Please state how many times faster than a typical broadband connection the grid is, according to the superfast internet article below.

── Page extract

Coming soon: superfast internet

Jonathan Leake, Science Editor

THE internet could soon be made obsolete. The scientists who pioneered it have now built a lightning-fast replacement capable of downloading entire feature films within seconds.

At speeds about 10,000 times faster than a typical broadband connection, “the grid” will be able to send the entire Rolling Stones back catalogue from Britain to Japan in less than two seconds.

The latest spin-off from Cern, the particle physics centre that created the web, the grid could also provide the kind of power needed to transmit holographic images; allow instant online gaming with hundreds of thousands of players; and offer high-definition video telephony for the price of a local call.

David Britton, professor of physics at Glasgow University and a leading figure in the grid project, believes grid technologies could “revolutionise” society. “With this kind of computing power, future generations will have the ability to collaborate and communicate in ways older people like me cannot even imagine,” he said.

The power of the grid will become apparent this summer after what scientists at Cern have termed their “red button” day - the switching-on of the Large Hadron Collider (LHC), the new particle accelerator built to probe the origin of the universe. The grid will be activated at the same time to capture the data it generates.

Cern, based near Geneva, started the grid computing project seven years ago when researchers realised the LHC would generate annual data equivalent to 56m CDs - enough to make a stack 40 miles high.

────
── Data extract

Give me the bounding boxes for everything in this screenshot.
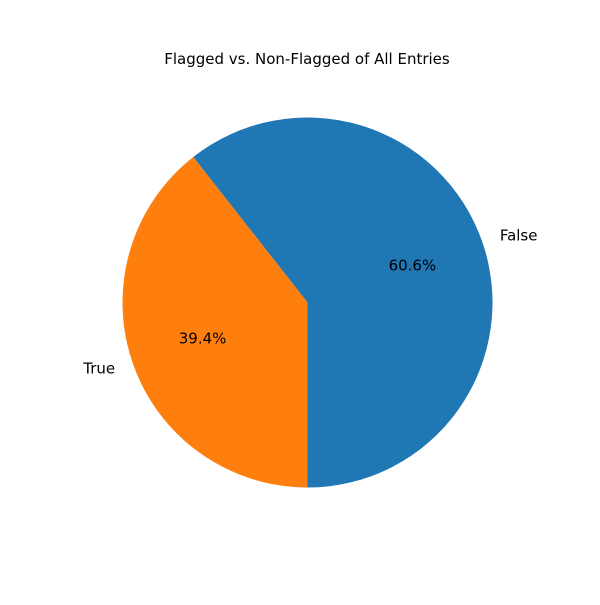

────

Result: About 10,000 times faster.